TASK TO COMPLETE >> Tally the lines holding "Octubre" and state only that figure.

Stored items >>
— Start —

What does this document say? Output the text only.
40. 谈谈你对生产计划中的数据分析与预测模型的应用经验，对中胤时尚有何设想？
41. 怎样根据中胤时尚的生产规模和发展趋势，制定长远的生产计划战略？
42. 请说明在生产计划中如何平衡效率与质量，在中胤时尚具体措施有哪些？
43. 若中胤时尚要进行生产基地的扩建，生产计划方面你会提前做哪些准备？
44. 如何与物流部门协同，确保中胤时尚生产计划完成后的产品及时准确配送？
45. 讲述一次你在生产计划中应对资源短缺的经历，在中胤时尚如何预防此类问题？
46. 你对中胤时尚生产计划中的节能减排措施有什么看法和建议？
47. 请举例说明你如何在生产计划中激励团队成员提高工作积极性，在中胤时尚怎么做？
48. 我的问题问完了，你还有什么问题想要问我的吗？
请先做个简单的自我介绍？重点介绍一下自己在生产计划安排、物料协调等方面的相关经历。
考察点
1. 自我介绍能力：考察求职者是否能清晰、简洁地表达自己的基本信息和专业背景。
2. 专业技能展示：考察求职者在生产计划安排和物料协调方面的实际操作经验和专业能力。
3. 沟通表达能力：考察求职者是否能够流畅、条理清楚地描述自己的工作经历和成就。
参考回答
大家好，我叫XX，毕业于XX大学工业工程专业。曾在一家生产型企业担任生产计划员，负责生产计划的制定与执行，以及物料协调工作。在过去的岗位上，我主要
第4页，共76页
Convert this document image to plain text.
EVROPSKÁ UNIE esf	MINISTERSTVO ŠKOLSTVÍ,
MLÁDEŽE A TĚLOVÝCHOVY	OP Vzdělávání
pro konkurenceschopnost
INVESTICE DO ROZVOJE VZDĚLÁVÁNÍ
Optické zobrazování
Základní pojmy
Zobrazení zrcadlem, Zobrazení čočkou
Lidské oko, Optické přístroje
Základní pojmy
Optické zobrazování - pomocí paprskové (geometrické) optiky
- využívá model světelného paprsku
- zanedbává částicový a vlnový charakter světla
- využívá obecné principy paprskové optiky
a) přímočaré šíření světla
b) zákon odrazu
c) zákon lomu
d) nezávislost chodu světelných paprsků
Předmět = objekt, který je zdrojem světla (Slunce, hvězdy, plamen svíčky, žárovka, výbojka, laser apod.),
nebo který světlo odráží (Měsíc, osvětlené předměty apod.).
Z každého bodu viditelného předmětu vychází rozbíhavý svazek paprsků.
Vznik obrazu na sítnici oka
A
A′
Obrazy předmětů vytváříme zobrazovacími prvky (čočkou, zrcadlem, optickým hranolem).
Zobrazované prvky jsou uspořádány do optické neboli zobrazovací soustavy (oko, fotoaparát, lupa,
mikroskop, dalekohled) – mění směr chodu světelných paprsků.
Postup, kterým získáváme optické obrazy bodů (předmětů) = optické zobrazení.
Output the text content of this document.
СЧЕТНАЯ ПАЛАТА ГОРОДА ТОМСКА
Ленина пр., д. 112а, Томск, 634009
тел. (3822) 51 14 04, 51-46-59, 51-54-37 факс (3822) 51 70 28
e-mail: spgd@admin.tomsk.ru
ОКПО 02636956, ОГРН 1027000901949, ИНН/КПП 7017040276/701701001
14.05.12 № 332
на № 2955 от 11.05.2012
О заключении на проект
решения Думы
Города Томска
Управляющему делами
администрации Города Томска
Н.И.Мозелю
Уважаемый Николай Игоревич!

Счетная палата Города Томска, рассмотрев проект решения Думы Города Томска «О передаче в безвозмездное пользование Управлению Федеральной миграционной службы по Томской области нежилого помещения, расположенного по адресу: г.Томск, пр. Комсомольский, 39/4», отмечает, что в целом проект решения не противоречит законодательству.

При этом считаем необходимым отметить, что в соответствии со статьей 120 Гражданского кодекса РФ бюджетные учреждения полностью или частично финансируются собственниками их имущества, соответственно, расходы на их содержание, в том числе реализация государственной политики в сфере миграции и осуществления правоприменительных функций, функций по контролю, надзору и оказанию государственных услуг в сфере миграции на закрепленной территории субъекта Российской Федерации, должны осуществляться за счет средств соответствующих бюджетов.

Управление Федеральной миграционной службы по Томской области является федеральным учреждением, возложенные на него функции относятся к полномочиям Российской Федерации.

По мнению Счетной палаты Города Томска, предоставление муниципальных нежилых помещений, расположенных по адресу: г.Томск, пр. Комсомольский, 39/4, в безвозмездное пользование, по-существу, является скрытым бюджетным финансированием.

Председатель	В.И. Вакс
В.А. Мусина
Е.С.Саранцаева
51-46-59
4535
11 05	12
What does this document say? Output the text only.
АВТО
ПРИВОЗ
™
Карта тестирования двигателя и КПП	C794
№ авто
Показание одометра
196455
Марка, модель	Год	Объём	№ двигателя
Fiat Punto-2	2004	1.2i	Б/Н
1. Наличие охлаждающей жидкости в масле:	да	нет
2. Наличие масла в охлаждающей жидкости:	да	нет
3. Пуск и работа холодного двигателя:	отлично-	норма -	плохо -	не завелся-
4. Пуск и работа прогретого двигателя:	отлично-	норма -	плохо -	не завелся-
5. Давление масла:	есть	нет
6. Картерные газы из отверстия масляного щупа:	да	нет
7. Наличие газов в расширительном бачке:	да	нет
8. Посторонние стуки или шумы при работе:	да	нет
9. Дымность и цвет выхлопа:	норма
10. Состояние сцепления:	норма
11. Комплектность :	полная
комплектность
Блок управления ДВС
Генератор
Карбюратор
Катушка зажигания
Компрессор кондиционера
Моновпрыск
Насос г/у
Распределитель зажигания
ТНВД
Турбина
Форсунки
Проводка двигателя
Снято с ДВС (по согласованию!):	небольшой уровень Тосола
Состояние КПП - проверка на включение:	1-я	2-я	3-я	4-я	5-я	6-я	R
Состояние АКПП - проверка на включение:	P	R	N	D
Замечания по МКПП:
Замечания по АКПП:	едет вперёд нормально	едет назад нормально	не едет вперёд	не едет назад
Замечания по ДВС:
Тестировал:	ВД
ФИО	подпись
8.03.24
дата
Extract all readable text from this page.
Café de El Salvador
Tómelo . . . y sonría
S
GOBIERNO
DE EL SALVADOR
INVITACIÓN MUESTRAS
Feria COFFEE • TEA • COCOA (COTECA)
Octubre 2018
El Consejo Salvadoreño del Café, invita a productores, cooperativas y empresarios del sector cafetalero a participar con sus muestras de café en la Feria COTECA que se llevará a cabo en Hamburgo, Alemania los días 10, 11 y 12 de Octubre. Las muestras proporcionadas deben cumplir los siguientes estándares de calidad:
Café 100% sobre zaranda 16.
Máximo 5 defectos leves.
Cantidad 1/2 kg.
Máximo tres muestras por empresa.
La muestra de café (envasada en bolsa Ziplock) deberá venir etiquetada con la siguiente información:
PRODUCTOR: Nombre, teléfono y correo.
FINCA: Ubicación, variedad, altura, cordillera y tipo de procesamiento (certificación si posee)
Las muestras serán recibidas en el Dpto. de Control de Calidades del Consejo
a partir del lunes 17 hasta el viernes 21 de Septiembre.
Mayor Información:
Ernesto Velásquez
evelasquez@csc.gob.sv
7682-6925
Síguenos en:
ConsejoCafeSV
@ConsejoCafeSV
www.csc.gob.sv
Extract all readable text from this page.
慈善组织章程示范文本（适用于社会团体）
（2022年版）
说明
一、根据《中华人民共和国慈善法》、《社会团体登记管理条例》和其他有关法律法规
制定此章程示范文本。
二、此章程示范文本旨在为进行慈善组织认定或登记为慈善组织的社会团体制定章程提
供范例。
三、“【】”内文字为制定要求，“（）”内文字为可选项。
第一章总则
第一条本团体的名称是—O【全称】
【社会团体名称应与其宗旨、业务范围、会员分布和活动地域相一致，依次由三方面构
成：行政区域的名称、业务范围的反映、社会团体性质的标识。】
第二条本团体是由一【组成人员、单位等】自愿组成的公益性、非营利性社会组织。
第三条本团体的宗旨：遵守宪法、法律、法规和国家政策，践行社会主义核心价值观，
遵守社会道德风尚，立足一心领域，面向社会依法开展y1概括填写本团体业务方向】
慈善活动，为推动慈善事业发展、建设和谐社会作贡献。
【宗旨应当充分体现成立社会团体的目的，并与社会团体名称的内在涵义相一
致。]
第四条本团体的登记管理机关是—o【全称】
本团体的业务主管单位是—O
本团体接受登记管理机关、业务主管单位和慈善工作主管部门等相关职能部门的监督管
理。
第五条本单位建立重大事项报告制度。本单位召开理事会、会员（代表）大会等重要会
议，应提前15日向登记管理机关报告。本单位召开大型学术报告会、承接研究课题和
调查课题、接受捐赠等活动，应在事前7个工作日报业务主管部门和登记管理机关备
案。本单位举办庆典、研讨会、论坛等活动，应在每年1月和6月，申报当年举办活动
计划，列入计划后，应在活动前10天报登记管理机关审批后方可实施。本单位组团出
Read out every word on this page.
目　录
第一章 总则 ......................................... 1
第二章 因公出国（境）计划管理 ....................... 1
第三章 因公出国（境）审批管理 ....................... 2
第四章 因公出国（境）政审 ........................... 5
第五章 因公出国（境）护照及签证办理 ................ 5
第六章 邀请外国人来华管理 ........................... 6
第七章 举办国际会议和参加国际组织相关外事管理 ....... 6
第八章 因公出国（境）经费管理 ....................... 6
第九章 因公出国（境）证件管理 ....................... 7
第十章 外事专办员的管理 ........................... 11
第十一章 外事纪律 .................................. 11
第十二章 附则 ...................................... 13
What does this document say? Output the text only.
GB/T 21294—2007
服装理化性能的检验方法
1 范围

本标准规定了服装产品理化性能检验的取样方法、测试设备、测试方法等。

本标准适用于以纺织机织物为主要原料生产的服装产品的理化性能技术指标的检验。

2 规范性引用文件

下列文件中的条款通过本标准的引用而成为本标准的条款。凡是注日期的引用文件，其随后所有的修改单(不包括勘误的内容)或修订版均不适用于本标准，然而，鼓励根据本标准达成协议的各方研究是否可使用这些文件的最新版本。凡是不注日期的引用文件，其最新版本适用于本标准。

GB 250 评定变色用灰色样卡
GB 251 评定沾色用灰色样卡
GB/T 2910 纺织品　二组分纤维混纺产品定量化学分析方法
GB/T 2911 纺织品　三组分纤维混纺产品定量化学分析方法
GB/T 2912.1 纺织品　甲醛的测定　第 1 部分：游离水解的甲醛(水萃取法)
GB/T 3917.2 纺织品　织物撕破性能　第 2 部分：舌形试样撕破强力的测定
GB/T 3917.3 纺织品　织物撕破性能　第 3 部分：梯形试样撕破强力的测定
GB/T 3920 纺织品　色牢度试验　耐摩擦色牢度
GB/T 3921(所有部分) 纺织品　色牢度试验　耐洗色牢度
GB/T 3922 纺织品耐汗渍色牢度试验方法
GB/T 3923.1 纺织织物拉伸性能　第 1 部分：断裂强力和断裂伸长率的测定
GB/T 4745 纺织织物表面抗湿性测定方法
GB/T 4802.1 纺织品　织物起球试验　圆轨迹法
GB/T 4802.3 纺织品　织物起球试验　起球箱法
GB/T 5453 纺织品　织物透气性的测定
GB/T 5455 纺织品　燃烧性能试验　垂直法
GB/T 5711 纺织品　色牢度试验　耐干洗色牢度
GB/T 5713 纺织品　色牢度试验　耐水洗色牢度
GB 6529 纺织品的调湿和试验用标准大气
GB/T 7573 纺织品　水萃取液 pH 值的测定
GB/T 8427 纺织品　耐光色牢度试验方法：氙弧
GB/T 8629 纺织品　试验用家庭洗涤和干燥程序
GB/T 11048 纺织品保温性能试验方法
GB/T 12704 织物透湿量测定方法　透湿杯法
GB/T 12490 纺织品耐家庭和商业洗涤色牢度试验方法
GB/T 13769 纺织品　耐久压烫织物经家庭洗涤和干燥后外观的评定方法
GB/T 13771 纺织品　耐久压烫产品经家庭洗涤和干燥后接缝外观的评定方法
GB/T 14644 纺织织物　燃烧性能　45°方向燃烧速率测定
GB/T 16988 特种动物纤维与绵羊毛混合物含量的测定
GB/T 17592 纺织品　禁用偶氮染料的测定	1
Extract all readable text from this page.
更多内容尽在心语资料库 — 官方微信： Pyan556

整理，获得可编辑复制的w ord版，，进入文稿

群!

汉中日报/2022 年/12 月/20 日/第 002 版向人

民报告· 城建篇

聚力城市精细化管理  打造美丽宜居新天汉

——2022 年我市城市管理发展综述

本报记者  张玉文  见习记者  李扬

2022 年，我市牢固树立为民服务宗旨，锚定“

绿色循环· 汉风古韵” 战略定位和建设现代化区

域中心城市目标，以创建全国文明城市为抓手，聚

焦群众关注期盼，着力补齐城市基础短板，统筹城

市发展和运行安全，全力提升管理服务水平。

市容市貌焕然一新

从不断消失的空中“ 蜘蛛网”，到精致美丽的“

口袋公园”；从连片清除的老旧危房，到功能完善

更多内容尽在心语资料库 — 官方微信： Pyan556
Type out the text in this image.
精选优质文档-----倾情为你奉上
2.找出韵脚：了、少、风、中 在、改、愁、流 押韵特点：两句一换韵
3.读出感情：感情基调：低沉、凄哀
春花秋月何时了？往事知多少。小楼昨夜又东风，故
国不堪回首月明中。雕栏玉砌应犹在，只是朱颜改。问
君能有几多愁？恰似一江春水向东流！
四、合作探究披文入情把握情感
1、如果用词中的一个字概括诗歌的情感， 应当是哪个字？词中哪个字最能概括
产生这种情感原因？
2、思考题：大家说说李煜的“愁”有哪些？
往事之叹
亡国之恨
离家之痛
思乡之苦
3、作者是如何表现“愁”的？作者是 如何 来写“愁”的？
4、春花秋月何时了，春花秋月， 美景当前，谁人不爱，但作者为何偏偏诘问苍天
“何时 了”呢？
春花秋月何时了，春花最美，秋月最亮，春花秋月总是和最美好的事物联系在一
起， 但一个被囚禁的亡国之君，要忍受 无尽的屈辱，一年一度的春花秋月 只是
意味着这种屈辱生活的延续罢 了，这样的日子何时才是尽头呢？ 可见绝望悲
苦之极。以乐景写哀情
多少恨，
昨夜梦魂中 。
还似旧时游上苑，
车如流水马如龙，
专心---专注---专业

— End —

RESPONSE TO THE EXERCISE >> 2